Saved entries:
○ ○ ○ ○

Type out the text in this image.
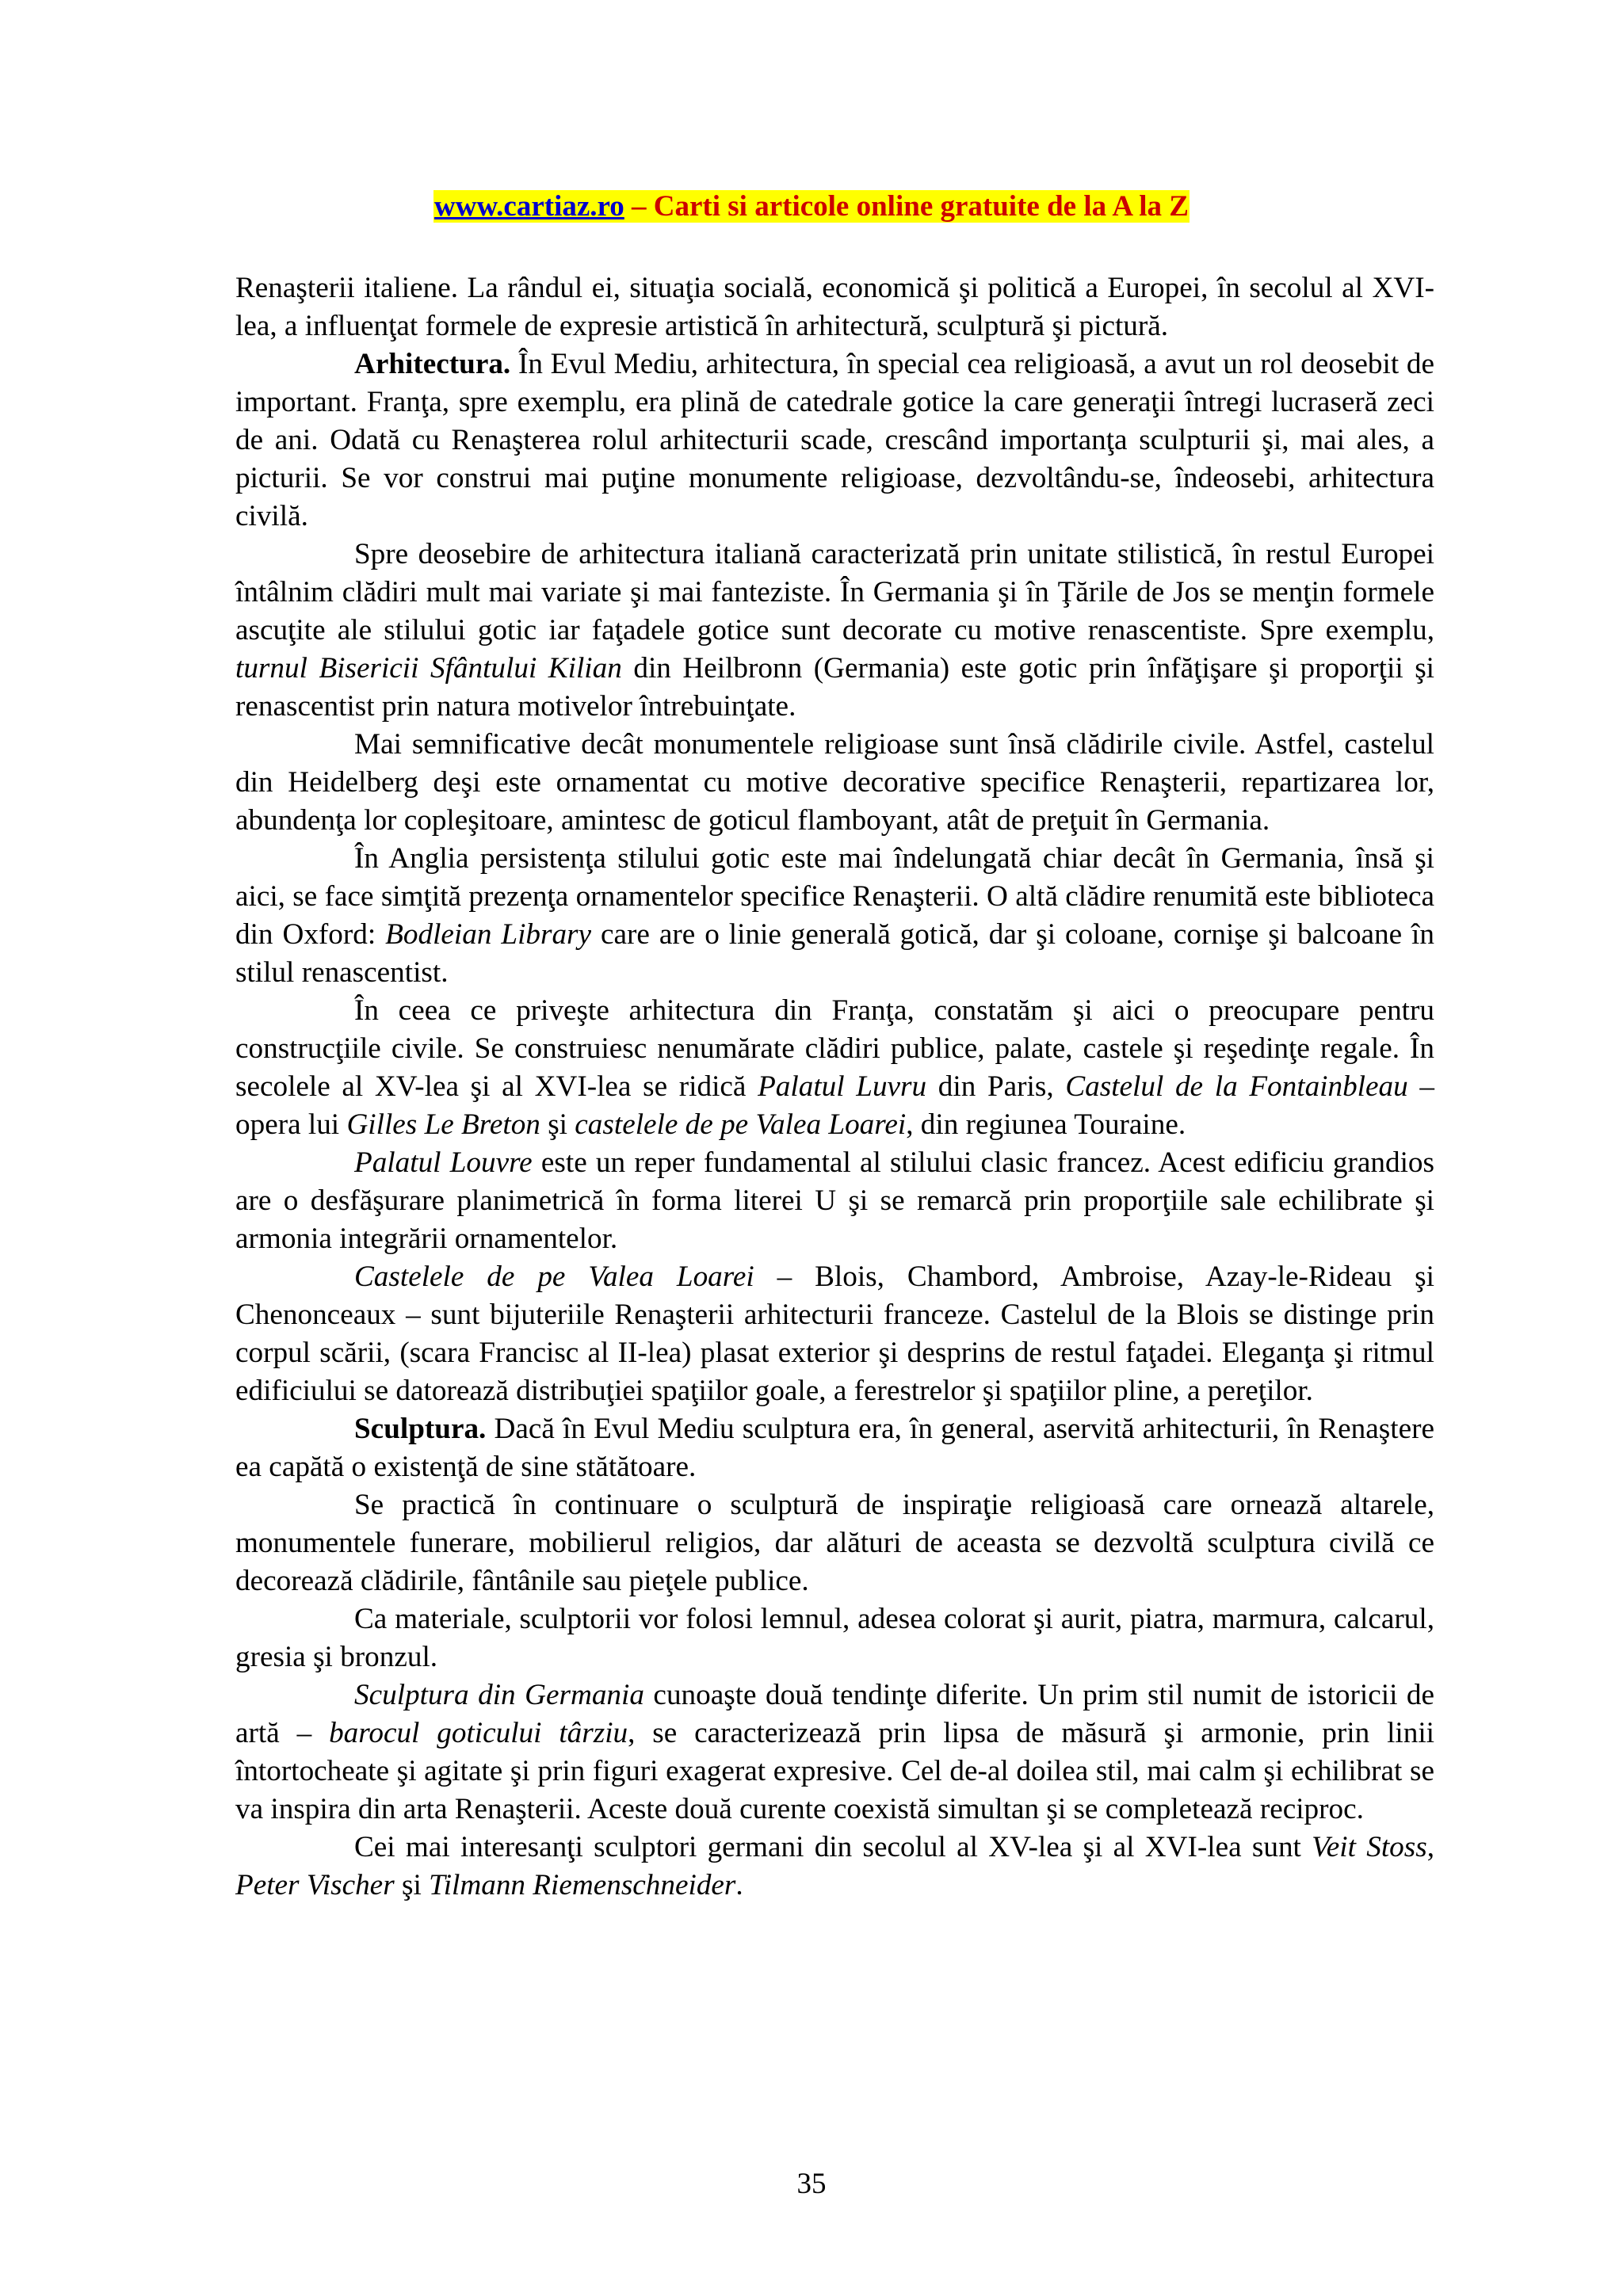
www.cartiaz.ro – Carti si articole online gratuite de la A la Z

Renaşterii italiene. La rândul ei, situaţia socială, economică şi politică a Europei, în secolul al XVI-lea, a influenţat formele de expresie artistică în arhitectură, sculptură şi pictură.

Arhitectura. În Evul Mediu, arhitectura, în special cea religioasă, a avut un rol deosebit de important. Franţa, spre exemplu, era plină de catedrale gotice la care generaţii întregi lucraseră zeci de ani. Odată cu Renaşterea rolul arhitecturii scade, crescând importanţa sculpturii şi, mai ales, a picturii. Se vor construi mai puţine monumente religioase, dezvoltându-se, îndeosebi, arhitectura civilă.

Spre deosebire de arhitectura italiană caracterizată prin unitate stilistică, în restul Europei întâlnim clădiri mult mai variate şi mai fanteziste. În Germania şi în Ţările de Jos se menţin formele ascuţite ale stilului gotic iar faţadele gotice sunt decorate cu motive renascentiste. Spre exemplu, turnul Bisericii Sfântului Kilian din Heilbronn (Germania) este gotic prin înfăţişare şi proporţii şi renascentist prin natura motivelor întrebuinţate.

Mai semnificative decât monumentele religioase sunt însă clădirile civile. Astfel, castelul din Heidelberg deşi este ornamentat cu motive decorative specifice Renaşterii, repartizarea lor, abundenţa lor copleşitoare, amintesc de goticul flamboyant, atât de preţuit în Germania.

În Anglia persistenţa stilului gotic este mai îndelungată chiar decât în Germania, însă şi aici, se face simţită prezenţa ornamentelor specifice Renaşterii. O altă clădire renumită este biblioteca din Oxford: Bodleian Library care are o linie generală gotică, dar şi coloane, cornişe şi balcoane în stilul renascentist.

În ceea ce priveşte arhitectura din Franţa, constatăm şi aici o preocupare pentru construcţiile civile. Se construiesc nenumărate clădiri publice, palate, castele şi reşedinţe regale. În secolele al XV-lea şi al XVI-lea se ridică Palatul Luvru din Paris, Castelul de la Fontainbleau – opera lui Gilles Le Breton şi castelele de pe Valea Loarei, din regiunea Touraine.

Palatul Louvre este un reper fundamental al stilului clasic francez. Acest edificiu grandios are o desfăşurare planimetrică în forma literei U şi se remarcă prin proporţiile sale echilibrate şi armonia integrării ornamentelor.

Castelele de pe Valea Loarei – Blois, Chambord, Ambroise, Azay-le-Rideau şi Chenonceaux – sunt bijuteriile Renaşterii arhitecturii franceze. Castelul de la Blois se distinge prin corpul scării, (scara Francisc al II-lea) plasat exterior şi desprins de restul faţadei. Eleganţa şi ritmul edificiului se datorează distribuţiei spaţiilor goale, a ferestrelor şi spaţiilor pline, a pereţilor.

Sculptura. Dacă în Evul Mediu sculptura era, în general, aservită arhitecturii, în Renaştere ea capătă o existenţă de sine stătătoare.

Se practică în continuare o sculptură de inspiraţie religioasă care ornează altarele, monumentele funerare, mobilierul religios, dar alături de aceasta se dezvoltă sculptura civilă ce decorează clădirile, fântânile sau pieţele publice.

Ca materiale, sculptorii vor folosi lemnul, adesea colorat şi aurit, piatra, marmura, calcarul, gresia şi bronzul.

Sculptura din Germania cunoaşte două tendinţe diferite. Un prim stil numit de istoricii de artă – barocul goticului târziu, se caracterizează prin lipsa de măsură şi armonie, prin linii întortocheate şi agitate şi prin figuri exagerat expresive. Cel de-al doilea stil, mai calm şi echilibrat se va inspira din arta Renaşterii. Aceste două curente coexistă simultan şi se completează reciproc.

Cei mai interesanţi sculptori germani din secolul al XV-lea şi al XVI-lea sunt Veit Stoss, Peter Vischer şi Tilmann Riemenschneider.

35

○ ○ ○ ○

Copy the lines from the entries above in which the word "Loarei" appears.

Written answer —
În ceea ce priveşte arhitectura din Franţa, constatăm şi aici o preocupare pentru construcţiile civile. Se construiesc nenumărate clădiri publice, palate, castele şi reşedinţe regale. În secolele al XV-lea şi al XVI-lea se ridică Palatul Luvru din Paris, Castelul de la Fontainbleau – opera lui Gilles Le Breton şi castelele de pe Valea Loarei, din regiunea Touraine.
Castelele de pe Valea Loarei – Blois, Chambord, Ambroise, Azay-le-Rideau şi Chenonceaux – sunt bijuteriile Renaşterii arhitecturii franceze. Castelul de la Blois se distinge prin corpul scării, (scara Francisc al II-lea) plasat exterior şi desprins de restul faţadei. Eleganţa şi ritmul edificiului se datorează distribuţiei spaţiilor goale, a ferestrelor şi spaţiilor pline, a pereţilor.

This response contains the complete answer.